_THE REQUEST_
Copy each line of the entries beneath that contains the word "Arsenal".

_EXTRACTED ENTRIES_
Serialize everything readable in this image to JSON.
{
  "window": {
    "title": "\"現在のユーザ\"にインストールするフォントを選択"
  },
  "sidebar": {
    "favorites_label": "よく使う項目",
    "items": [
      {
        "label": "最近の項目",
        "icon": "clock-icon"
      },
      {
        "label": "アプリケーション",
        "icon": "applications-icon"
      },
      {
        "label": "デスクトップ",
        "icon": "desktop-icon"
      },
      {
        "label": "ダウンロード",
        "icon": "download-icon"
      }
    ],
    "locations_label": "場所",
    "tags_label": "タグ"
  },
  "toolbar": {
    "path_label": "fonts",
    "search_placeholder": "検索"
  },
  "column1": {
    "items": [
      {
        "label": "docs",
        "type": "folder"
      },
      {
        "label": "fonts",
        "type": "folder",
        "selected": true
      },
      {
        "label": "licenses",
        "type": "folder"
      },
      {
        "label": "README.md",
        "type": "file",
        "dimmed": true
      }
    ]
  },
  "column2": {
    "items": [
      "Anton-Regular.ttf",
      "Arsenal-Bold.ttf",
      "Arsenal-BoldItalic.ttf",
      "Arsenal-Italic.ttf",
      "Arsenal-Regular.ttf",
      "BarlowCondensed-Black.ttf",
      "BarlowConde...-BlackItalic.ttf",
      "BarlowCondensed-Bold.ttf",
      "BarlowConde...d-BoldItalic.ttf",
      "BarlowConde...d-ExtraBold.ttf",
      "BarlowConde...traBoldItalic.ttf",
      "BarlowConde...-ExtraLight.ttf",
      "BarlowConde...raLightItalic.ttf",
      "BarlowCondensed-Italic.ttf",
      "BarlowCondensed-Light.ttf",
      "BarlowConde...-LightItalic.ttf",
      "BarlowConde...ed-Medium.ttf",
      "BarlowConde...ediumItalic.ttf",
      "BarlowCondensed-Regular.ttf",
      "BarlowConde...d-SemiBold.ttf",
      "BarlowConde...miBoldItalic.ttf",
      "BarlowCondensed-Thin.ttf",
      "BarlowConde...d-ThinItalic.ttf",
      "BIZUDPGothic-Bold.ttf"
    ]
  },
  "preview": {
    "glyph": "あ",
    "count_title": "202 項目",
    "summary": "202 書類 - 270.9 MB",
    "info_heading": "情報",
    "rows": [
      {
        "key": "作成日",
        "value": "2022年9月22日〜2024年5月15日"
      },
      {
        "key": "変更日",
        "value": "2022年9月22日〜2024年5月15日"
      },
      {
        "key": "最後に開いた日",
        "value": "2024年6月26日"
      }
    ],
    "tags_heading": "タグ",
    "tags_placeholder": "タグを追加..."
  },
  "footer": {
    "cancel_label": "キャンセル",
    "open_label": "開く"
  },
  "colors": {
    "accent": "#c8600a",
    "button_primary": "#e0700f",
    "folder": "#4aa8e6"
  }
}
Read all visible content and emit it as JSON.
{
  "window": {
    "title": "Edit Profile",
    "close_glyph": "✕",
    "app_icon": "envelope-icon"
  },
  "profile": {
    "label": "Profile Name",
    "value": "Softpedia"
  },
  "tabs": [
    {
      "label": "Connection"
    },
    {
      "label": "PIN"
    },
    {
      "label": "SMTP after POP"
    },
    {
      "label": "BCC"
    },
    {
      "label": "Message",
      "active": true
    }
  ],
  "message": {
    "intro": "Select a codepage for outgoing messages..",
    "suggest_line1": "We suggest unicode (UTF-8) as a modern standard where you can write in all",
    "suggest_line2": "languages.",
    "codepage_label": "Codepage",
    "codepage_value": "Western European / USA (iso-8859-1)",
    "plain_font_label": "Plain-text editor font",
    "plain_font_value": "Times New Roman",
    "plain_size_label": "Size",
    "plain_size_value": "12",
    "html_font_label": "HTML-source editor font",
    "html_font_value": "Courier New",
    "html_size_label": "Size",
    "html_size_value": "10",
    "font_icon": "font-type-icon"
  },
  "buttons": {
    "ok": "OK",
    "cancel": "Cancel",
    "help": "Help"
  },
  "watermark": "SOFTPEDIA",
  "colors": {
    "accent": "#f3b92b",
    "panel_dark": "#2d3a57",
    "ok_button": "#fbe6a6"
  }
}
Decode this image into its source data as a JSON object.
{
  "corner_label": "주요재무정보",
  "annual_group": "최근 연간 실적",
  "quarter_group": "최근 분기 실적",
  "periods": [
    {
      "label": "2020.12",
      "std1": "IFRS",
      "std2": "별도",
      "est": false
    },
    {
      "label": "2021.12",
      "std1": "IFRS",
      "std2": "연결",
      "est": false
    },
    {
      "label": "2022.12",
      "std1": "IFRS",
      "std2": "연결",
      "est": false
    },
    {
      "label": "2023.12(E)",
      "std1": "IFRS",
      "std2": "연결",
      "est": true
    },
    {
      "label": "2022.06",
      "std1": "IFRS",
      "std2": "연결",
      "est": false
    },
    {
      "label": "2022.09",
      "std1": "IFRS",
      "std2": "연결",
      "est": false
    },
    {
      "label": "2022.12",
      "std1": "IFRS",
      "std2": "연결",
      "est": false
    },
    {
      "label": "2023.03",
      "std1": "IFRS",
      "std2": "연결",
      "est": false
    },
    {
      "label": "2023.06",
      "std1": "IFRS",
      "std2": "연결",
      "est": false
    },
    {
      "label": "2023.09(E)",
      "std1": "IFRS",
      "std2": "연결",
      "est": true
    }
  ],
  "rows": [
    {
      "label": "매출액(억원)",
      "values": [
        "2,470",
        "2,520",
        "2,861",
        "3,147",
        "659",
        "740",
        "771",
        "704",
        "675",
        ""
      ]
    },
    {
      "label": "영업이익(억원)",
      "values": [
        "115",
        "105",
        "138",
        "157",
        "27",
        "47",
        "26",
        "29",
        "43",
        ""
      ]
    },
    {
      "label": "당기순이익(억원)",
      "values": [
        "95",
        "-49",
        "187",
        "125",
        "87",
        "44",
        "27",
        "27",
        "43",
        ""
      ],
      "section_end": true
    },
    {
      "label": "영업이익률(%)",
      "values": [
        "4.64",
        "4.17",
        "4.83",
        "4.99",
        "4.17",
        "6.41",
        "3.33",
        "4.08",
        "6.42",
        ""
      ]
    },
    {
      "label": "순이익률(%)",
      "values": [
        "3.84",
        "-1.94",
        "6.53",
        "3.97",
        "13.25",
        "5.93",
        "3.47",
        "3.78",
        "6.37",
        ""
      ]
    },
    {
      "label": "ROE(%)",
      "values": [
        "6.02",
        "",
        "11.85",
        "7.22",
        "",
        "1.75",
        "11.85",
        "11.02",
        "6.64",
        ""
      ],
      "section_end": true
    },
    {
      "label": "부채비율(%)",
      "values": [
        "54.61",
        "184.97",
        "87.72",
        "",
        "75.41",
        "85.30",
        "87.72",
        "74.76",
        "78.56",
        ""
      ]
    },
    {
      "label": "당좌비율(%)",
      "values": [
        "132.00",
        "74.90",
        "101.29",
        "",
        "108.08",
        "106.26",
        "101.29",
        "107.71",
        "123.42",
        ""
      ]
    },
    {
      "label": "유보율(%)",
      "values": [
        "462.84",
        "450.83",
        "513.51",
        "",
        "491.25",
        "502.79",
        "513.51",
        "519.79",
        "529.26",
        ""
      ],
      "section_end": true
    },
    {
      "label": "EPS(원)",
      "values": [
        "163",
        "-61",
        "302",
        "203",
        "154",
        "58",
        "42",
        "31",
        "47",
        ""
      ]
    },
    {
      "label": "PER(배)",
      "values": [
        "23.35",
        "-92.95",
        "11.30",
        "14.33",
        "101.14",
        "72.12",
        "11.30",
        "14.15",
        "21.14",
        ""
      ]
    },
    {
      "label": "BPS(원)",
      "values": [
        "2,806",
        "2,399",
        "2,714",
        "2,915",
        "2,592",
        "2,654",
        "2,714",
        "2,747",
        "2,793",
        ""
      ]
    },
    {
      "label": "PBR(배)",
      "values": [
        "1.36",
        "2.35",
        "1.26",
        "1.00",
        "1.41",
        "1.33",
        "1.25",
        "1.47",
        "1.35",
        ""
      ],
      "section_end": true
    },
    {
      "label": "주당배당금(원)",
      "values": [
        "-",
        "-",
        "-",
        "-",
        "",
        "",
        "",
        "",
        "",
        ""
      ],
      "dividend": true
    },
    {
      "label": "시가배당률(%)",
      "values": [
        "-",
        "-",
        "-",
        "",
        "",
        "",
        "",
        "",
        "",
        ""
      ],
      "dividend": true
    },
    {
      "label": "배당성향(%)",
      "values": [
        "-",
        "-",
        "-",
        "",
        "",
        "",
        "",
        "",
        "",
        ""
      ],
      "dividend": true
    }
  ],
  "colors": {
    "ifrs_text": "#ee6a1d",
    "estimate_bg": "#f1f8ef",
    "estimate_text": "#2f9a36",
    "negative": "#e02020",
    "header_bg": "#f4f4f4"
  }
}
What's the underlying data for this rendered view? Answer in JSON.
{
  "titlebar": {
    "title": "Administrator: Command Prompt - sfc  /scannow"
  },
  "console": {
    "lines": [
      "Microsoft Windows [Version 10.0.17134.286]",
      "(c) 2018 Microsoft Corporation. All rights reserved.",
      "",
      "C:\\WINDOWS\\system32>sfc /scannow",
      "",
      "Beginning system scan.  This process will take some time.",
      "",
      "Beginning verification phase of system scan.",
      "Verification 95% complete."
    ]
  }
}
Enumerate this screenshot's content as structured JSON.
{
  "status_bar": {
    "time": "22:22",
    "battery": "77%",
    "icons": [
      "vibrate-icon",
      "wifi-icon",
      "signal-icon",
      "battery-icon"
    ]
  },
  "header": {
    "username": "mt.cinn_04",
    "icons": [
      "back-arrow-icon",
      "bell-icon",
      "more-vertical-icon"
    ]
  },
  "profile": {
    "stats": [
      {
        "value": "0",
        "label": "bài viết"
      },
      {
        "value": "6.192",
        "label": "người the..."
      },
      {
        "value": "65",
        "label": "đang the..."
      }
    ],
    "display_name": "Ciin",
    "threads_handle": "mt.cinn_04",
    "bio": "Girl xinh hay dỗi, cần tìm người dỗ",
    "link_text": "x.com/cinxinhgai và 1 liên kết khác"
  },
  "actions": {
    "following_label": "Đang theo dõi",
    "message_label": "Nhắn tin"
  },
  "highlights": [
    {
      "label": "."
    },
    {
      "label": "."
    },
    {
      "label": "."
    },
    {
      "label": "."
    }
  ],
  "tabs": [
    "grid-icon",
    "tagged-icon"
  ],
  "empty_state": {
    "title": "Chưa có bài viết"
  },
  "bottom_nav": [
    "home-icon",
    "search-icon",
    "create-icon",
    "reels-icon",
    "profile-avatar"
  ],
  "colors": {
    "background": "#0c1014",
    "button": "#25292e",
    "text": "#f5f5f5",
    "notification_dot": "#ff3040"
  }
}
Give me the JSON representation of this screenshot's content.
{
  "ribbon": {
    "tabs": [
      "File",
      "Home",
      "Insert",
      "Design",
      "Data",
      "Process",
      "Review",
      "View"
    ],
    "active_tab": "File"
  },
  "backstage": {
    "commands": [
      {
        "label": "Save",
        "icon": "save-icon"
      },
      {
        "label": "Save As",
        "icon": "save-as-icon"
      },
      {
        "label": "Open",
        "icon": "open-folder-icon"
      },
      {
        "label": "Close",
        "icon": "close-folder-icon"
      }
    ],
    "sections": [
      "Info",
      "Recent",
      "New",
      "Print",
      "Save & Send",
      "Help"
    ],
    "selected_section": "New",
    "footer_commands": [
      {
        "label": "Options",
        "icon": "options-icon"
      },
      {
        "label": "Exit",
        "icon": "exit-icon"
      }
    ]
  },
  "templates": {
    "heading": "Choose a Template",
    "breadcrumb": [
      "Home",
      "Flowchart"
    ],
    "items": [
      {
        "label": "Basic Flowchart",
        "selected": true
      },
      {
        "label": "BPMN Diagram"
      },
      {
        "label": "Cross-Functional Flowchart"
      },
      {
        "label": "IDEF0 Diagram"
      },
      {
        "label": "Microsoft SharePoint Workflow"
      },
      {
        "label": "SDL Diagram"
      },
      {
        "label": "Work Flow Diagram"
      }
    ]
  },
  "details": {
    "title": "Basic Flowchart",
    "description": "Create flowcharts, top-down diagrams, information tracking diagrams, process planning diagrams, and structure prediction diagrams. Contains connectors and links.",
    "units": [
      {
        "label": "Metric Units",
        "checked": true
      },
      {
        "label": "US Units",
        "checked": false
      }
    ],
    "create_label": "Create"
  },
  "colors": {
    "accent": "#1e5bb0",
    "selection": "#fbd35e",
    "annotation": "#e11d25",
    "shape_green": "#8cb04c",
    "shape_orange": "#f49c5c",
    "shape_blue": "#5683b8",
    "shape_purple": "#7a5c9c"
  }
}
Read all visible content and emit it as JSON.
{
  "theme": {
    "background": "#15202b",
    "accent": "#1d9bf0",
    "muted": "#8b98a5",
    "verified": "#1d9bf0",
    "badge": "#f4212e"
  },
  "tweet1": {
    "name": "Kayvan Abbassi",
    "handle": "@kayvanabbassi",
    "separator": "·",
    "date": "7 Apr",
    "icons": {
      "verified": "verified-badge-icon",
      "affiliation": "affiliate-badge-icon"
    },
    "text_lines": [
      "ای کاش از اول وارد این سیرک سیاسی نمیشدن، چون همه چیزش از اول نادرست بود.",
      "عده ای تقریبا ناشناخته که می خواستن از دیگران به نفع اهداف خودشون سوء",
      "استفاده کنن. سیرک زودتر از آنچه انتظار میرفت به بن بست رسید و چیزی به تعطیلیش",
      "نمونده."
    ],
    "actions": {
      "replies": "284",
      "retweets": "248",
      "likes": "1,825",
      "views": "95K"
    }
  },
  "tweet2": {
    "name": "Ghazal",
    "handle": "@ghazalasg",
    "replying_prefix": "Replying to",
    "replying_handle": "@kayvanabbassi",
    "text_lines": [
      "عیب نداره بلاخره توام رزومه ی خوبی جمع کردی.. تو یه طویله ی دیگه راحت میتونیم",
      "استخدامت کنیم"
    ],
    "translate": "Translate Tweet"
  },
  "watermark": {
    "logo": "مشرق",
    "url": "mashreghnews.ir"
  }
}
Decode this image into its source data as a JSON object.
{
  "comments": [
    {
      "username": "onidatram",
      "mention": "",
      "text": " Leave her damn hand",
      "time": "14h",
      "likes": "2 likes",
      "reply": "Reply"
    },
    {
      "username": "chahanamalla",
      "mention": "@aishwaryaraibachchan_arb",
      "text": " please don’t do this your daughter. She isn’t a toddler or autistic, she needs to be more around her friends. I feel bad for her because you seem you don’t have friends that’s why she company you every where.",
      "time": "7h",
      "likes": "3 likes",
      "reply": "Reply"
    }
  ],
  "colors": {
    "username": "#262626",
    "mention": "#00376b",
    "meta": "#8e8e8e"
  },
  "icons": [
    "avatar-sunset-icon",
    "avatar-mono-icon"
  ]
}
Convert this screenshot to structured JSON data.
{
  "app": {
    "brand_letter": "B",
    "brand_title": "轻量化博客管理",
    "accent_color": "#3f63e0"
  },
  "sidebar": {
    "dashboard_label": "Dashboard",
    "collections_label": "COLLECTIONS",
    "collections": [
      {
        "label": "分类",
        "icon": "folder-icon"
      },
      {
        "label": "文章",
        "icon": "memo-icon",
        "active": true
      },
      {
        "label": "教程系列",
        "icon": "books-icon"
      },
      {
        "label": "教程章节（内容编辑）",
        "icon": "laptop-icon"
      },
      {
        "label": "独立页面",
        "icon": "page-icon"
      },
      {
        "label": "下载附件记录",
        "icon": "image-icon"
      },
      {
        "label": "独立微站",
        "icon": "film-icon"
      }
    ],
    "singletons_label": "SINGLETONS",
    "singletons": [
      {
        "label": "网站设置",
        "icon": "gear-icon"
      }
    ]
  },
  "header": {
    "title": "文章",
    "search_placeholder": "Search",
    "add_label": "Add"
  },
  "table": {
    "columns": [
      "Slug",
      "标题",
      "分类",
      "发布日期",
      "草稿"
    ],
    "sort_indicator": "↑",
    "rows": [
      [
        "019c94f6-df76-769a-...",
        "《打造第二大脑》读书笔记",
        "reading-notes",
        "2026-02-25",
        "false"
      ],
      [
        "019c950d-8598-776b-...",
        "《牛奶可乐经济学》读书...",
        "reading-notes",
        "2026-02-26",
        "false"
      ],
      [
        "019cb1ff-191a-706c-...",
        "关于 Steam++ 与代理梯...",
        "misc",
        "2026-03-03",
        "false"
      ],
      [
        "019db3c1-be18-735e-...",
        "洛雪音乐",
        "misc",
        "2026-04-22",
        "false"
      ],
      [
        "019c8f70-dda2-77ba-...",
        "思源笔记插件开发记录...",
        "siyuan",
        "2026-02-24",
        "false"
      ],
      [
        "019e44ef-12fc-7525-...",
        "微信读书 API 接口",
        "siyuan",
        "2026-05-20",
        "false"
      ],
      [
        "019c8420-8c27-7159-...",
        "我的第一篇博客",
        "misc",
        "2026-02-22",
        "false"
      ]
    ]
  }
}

_ANSWER TO THE PROBLEM_
      "Arsenal-Bold.ttf",
      "Arsenal-BoldItalic.ttf",
      "Arsenal-Italic.ttf",
      "Arsenal-Regular.ttf",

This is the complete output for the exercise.